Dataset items
====

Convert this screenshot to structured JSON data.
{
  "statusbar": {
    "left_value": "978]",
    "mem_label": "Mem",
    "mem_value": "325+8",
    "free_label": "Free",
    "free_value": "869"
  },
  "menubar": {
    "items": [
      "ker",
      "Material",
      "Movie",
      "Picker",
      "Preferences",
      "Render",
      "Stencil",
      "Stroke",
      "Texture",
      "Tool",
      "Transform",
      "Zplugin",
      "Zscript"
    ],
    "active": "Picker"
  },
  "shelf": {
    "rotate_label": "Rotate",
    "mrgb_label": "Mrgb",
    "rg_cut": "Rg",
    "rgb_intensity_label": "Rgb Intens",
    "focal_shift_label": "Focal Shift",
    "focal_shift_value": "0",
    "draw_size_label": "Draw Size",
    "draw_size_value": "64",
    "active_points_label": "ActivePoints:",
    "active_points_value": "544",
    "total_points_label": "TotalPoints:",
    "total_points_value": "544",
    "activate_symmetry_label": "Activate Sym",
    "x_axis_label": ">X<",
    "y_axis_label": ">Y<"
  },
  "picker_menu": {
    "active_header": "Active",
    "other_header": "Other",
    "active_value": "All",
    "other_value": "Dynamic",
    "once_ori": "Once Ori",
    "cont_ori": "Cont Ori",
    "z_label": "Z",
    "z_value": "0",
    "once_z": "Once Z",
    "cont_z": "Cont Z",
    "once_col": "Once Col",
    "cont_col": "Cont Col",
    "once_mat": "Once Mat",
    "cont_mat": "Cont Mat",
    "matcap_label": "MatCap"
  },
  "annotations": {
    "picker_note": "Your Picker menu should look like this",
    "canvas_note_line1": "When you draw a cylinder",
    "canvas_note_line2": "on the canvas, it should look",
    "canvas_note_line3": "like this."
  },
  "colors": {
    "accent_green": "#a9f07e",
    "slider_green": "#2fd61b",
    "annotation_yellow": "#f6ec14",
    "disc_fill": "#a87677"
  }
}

====

What to produce:
Return from the data every line that holds "look".

Solution for this task:
    "picker_note": "Your Picker menu should look like this",
    "canvas_note_line2": "on the canvas, it should look",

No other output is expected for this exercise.